------ Supplied data
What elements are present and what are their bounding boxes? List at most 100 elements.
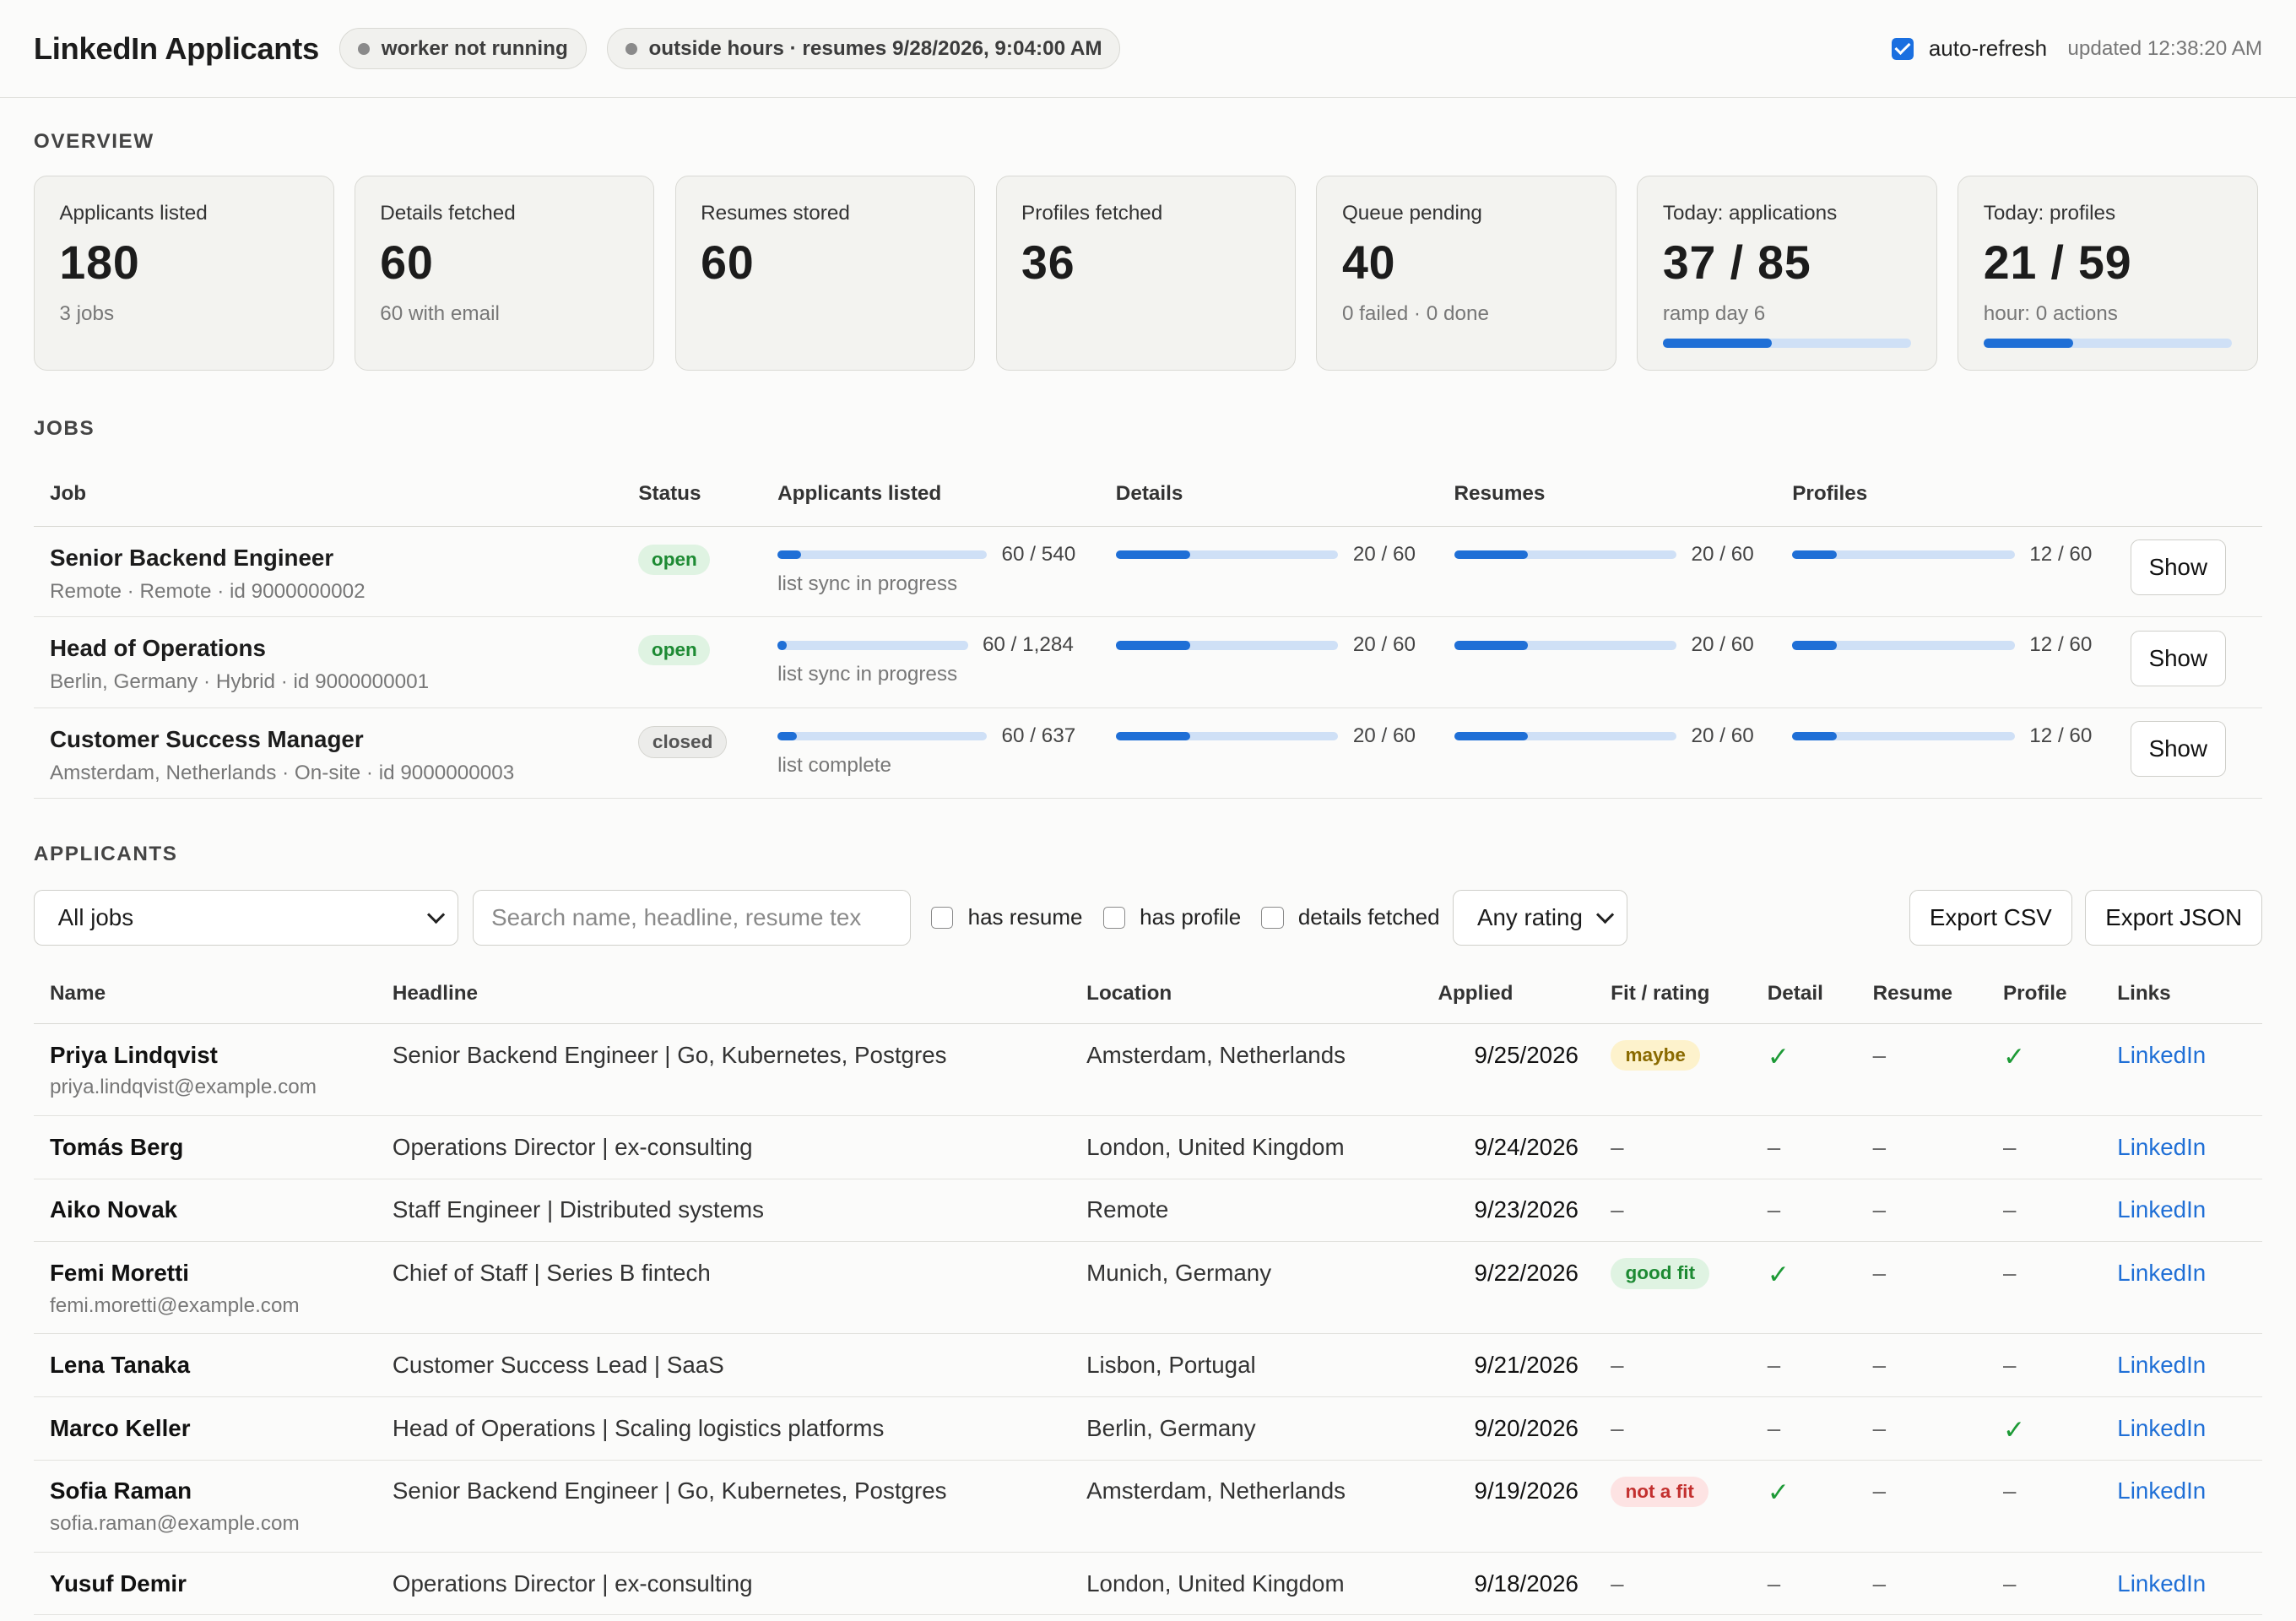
auto-refresh-toggle[interactable]: auto-refresh [1892, 35, 2047, 62]
progress-track [1115, 550, 1339, 559]
applicant-headline: Senior Backend Engineer | Go, Kubernetes… [392, 1477, 947, 1504]
stat-label: Today: profiles [1983, 201, 2116, 225]
applicant-location: London, United Kingdom [1086, 1569, 1345, 1597]
action-cell: Show [2130, 526, 2263, 618]
export-csv-button[interactable]: Export CSV [1909, 889, 2072, 946]
applied-cell: 9/24/2026 [1438, 1115, 1611, 1179]
has-resume-filter[interactable]: has resume [931, 904, 1083, 930]
applicant-headline: Customer Success Lead | SaaS [392, 1352, 724, 1379]
name-cell: Yusuf Demir [33, 1552, 393, 1616]
has-profile-label: has profile [1140, 904, 1242, 930]
empty-marker: – [2003, 1133, 2017, 1160]
stat-card: Profiles fetched 36 [995, 176, 1297, 371]
table-row: Yusuf Demir Operations Director | ex-cons… [33, 1552, 2263, 1616]
empty-marker: – [1767, 1196, 1781, 1223]
applied-cell: 9/18/2026 [1438, 1552, 1611, 1616]
linkedin-link[interactable]: LinkedIn [2117, 1415, 2262, 1442]
applicants-heading: APPLICANTS [33, 843, 178, 866]
col-location: Location [1086, 964, 1438, 1024]
stat-card: Resumes stored 60 [674, 176, 976, 371]
name-cell: Priya Lindqvist priya.lindqvist@example.c… [33, 1023, 393, 1116]
name-cell: Lena Tanaka [33, 1333, 393, 1397]
stat-subtext: 0 failed · 0 done [1341, 302, 1489, 326]
empty-marker: – [1611, 1196, 1624, 1223]
stat-card: Details fetched 60 60 with email [354, 176, 655, 371]
progress-count: 12 / 60 [2029, 633, 2093, 657]
applicant-name: Aiko Novak [49, 1196, 178, 1223]
progress-cell: 12 / 60 [1792, 616, 2131, 708]
col-profile: Profile [2003, 964, 2118, 1024]
col-headline: Headline [392, 964, 1087, 1024]
updated-timestamp: updated 12:38:20 AM [2067, 36, 2263, 60]
profile-cell: – [2003, 1552, 2118, 1616]
location-cell: Amsterdam, Netherlands [1086, 1023, 1438, 1116]
applicants-header-row: Name Headline Location Applied Fit / rat… [33, 964, 2263, 1024]
progress: 60 / 1,284 [777, 633, 1116, 657]
show-button[interactable]: Show [2130, 721, 2226, 778]
stat-value: 37 / 85 [1662, 236, 1811, 289]
status-cell: open [638, 526, 778, 618]
has-resume-checkbox[interactable] [931, 906, 954, 929]
col-links: Links [2117, 964, 2263, 1024]
show-button[interactable]: Show [2130, 539, 2226, 596]
job-filter-value: All jobs [57, 903, 134, 930]
applied-cell: 9/19/2026 [1438, 1460, 1611, 1553]
linkedin-link[interactable]: LinkedIn [2117, 1134, 2262, 1161]
applied-date: 9/20/2026 [1474, 1414, 1578, 1441]
links-cell: LinkedIn [2117, 1023, 2263, 1116]
linkedin-link[interactable]: LinkedIn [2117, 1196, 2262, 1223]
linkedin-link[interactable]: LinkedIn [2117, 1352, 2262, 1379]
name-cell: Sofia Raman sofia.raman@example.com [33, 1460, 393, 1553]
progress-fill [1115, 731, 1190, 741]
fit-badge: maybe [1611, 1039, 1701, 1071]
job-filter-select[interactable]: All jobs [33, 889, 458, 946]
search-input[interactable]: Search name, headline, resume tex [473, 889, 911, 946]
table-row: Aiko Novak Staff Engineer | Distributed s… [33, 1179, 2263, 1243]
job-cell: Customer Success Manager Amsterdam, Nethe… [33, 707, 639, 800]
linkedin-link[interactable]: LinkedIn [2117, 1260, 2262, 1287]
stat-label: Details fetched [380, 201, 516, 225]
progress-fill [1792, 731, 1837, 741]
progress-cell: 12 / 60 [1792, 707, 2131, 800]
empty-marker: – [1872, 1133, 1887, 1160]
empty-marker: – [1611, 1414, 1624, 1441]
check-icon: ✓ [1767, 1259, 1790, 1289]
linkedin-link[interactable]: LinkedIn [2117, 1042, 2262, 1069]
name-cell: Femi Moretti femi.moretti@example.com [33, 1241, 393, 1335]
stat-progress-bar [1662, 339, 1912, 348]
auto-refresh-checkbox[interactable] [1892, 37, 1914, 60]
linkedin-link[interactable]: LinkedIn [2117, 1477, 2262, 1504]
search-placeholder: Search name, headline, resume tex [491, 903, 862, 930]
table-row: Sofia Raman sofia.raman@example.com Senior… [33, 1460, 2263, 1553]
linkedin-link[interactable]: LinkedIn [2117, 1570, 2262, 1597]
empty-marker: – [1611, 1133, 1624, 1160]
applicant-headline: Chief of Staff | Series B fintech [392, 1259, 711, 1286]
export-json-button[interactable]: Export JSON [2085, 889, 2263, 946]
empty-marker: – [2003, 1196, 2017, 1223]
empty-marker: – [2003, 1569, 2017, 1597]
jobs-heading: JOBS [33, 417, 95, 441]
show-button[interactable]: Show [2130, 630, 2226, 686]
progress-cell: 20 / 60 [1115, 707, 1454, 800]
resume-cell: – [1872, 1460, 2003, 1553]
empty-marker: – [1872, 1041, 1887, 1068]
links-cell: LinkedIn [2117, 1460, 2263, 1553]
action-cell: Show [2130, 707, 2263, 800]
table-row: Tomás Berg Operations Director | ex-consu… [33, 1115, 2263, 1179]
headline-cell: Staff Engineer | Distributed systems [392, 1179, 1087, 1243]
has-profile-checkbox[interactable] [1102, 906, 1125, 929]
progress-cell: 20 / 60 [1454, 707, 1793, 800]
fit-cell: not a fit [1611, 1460, 1768, 1553]
applicant-location: Munich, Germany [1086, 1259, 1272, 1286]
has-profile-filter[interactable]: has profile [1102, 904, 1242, 930]
stat-subtext: hour: 0 actions [1983, 302, 2118, 326]
detail-cell: – [1767, 1552, 1873, 1616]
progress-track [1792, 641, 2015, 650]
progress-count: 12 / 60 [2029, 542, 2093, 566]
applicant-name: Femi Moretti [49, 1259, 189, 1286]
details-fetched-checkbox[interactable] [1261, 906, 1284, 929]
rating-filter-select[interactable]: Any rating [1453, 889, 1627, 946]
progress-cell: 60 / 540 list sync in progress [777, 526, 1116, 618]
action-cell: Show [2130, 616, 2263, 708]
details-fetched-filter[interactable]: details fetched [1261, 904, 1440, 930]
------------
* **Set problem**
Format the entries above as a JSON list of strings, one string for each line, skipping blank lines and leaving the pictures out.

* **Task answer**
[
  "What elements are present and what are their bounding boxes? List at most 100 elements.",
  "auto-refresh-toggle[interactable]: auto-refresh [1892, 35, 2047, 62]",
  "progress-track [1115, 550, 1339, 559]",
  "applicant-headline: Senior Backend Engineer | Go, Kubernetes… [392, 1477, 947, 1504]",
  "stat-label: Today: profiles [1983, 201, 2116, 225]",
  "applicant-location: London, United Kingdom [1086, 1569, 1345, 1597]",
  "action-cell: Show [2130, 526, 2263, 618]",
  "export-csv-button[interactable]: Export CSV [1909, 889, 2072, 946]",
  "applied-cell: 9/24/2026 [1438, 1115, 1611, 1179]",
  "has-resume-filter[interactable]: has resume [931, 904, 1083, 930]",
  "applicant-headline: Customer Success Lead | SaaS [392, 1352, 724, 1379]",
  "name-cell: Yusuf Demir [33, 1552, 393, 1616]",
  "has-profile-label: has profile [1140, 904, 1242, 930]",
  "empty-marker: – [2003, 1133, 2017, 1160]",
  "stat-card: Profiles fetched 36 [995, 176, 1297, 371]",
  "table-row: Yusuf Demir Operations Director | ex-cons… [33, 1552, 2263, 1616]",
  "empty-marker: – [1767, 1196, 1781, 1223]",
  "applied-cell: 9/18/2026 [1438, 1552, 1611, 1616]",
  "linkedin-link[interactable]: LinkedIn [2117, 1415, 2262, 1442]",
  "applicants-heading: APPLICANTS [33, 843, 178, 866]",
  "col-location: Location [1086, 964, 1438, 1024]",
  "stat-card: Resumes stored 60 [674, 176, 976, 371]",
  "name-cell: Priya Lindqvist priya.lindqvist@example.c… [33, 1023, 393, 1116]",
  "name-cell: Lena Tanaka [33, 1333, 393, 1397]",
  "stat-subtext: 0 failed · 0 done [1341, 302, 1489, 326]",
  "empty-marker: – [1611, 1196, 1624, 1223]",
  "stat-card: Details fetched 60 60 with email [354, 176, 655, 371]",
  "progress-count: 12 / 60 [2029, 633, 2093, 657]",
  "applicant-name: Aiko Novak [49, 1196, 178, 1223]",
  "progress-cell: 12 / 60 [1792, 616, 2131, 708]",
  "col-profile: Profile [2003, 964, 2118, 1024]",
  "col-headline: Headline [392, 964, 1087, 1024]",
  "updated-timestamp: updated 12:38:20 AM [2067, 36, 2263, 60]",
  "profile-cell: – [2003, 1552, 2118, 1616]",
  "location-cell: Amsterdam, Netherlands [1086, 1023, 1438, 1116]",
  "applicants-header-row: Name Headline Location Applied Fit / rat… [33, 964, 2263, 1024]",
  "progress: 60 / 1,284 [777, 633, 1116, 657]",
  "show-button[interactable]: Show [2130, 721, 2226, 778]",
  "stat-value: 37 / 85 [1662, 236, 1811, 289]",
  "status-cell: open [638, 526, 778, 618]",
  "has-resume-checkbox[interactable] [931, 906, 954, 929]",
  "col-links: Links [2117, 964, 2263, 1024]",
  "show-button[interactable]: Show [2130, 539, 2226, 596]",
  "job-filter-value: All jobs [57, 903, 134, 930]",
  "applied-cell: 9/19/2026 [1438, 1460, 1611, 1553]",
  "linkedin-link[interactable]: LinkedIn [2117, 1134, 2262, 1161]",
  "applied-date: 9/20/2026 [1474, 1414, 1578, 1441]",
  "links-cell: LinkedIn [2117, 1023, 2263, 1116]",
  "linkedin-link[interactable]: LinkedIn [2117, 1196, 2262, 1223]",
  "linkedin-link[interactable]: LinkedIn [2117, 1352, 2262, 1379]",
  "name-cell: Sofia Raman sofia.raman@example.com [33, 1460, 393, 1553]",
  "progress-fill [1115, 731, 1190, 741]",
  "fit-badge: maybe [1611, 1039, 1701, 1071]",
  "job-filter-select[interactable]: All jobs [33, 889, 458, 946]",
  "search-input[interactable]: Search name, headline, resume tex [473, 889, 911, 946]",
  "table-row: Aiko Novak Staff Engineer | Distributed s… [33, 1179, 2263, 1243]",
  "job-cell: Customer Success Manager Amsterdam, Nethe… [33, 707, 639, 800]",
  "linkedin-link[interactable]: LinkedIn [2117, 1260, 2262, 1287]",
  "stat-label: Details fetched [380, 201, 516, 225]",
  "progress-fill [1792, 731, 1837, 741]",
  "progress-cell: 12 / 60 [1792, 707, 2131, 800]",
  "empty-marker: – [1872, 1133, 1887, 1160]",
  "empty-marker: – [1611, 1414, 1624, 1441]",
  "check-icon: ✓ [1767, 1259, 1790, 1289]",
  "linkedin-link[interactable]: LinkedIn [2117, 1042, 2262, 1069]",
  "name-cell: Femi Moretti femi.moretti@example.com [33, 1241, 393, 1335]",
  "stat-progress-bar [1662, 339, 1912, 348]",
  "auto-refresh-checkbox[interactable] [1892, 37, 1914, 60]",
  "linkedin-link[interactable]: LinkedIn [2117, 1477, 2262, 1504]",
  "search-placeholder: Search name, headline, resume tex [491, 903, 862, 930]",
  "table-row: Sofia Raman sofia.raman@example.com Senior… [33, 1460, 2263, 1553]",
  "linkedin-link[interactable]: LinkedIn [2117, 1570, 2262, 1597]",
  "empty-marker: – [1611, 1133, 1624, 1160]",
  "applicant-headline: Chief of Staff | Series B fintech [392, 1259, 711, 1286]",
  "export-json-button[interactable]: Export JSON [2085, 889, 2263, 946]",
  "empty-marker: – [2003, 1196, 2017, 1223]",
  "empty-marker: – [2003, 1569, 2017, 1597]",
  "jobs-heading: JOBS [33, 417, 95, 441]",
  "show-button[interactable]: Show [2130, 630, 2226, 686]",
  "progress-cell: 20 / 60 [1115, 707, 1454, 800]",
  "resume-cell: – [1872, 1460, 2003, 1553]",
  "empty-marker: – [1872, 1041, 1887, 1068]",
  "links-cell: LinkedIn [2117, 1460, 2263, 1553]",
  "action-cell: Show [2130, 707, 2263, 800]",
  "table-row: Tomás Berg Operations Director | ex-consu… [33, 1115, 2263, 1179]",
  "headline-cell: Staff Engineer | Distributed systems [392, 1179, 1087, 1243]",
  "has-profile-checkbox[interactable] [1102, 906, 1125, 929]",
  "progress-cell: 20 / 60 [1454, 707, 1793, 800]",
  "fit-cell: not a fit [1611, 1460, 1768, 1553]",
  "applicant-location: Munich, Germany [1086, 1259, 1272, 1286]",
  "has-profile-filter[interactable]: has profile [1102, 904, 1242, 930]",
  "stat-subtext: hour: 0 actions [1983, 302, 2118, 326]",
  "detail-cell: – [1767, 1552, 1873, 1616]",
  "progress-track [1792, 641, 2015, 650]",
  "progress-count: 12 / 60 [2029, 542, 2093, 566]",
  "applicant-name: Femi Moretti [49, 1259, 189, 1286]",
  "details-fetched-checkbox[interactable] [1261, 906, 1284, 929]",
  "rating-filter-select[interactable]: Any rating [1453, 889, 1627, 946]",
  "progress-cell: 60 / 540 list sync in progress [777, 526, 1116, 618]",
  "action-cell: Show [2130, 616, 2263, 708]",
  "details-fetched-filter[interactable]: details fetched [1261, 904, 1440, 930]"
]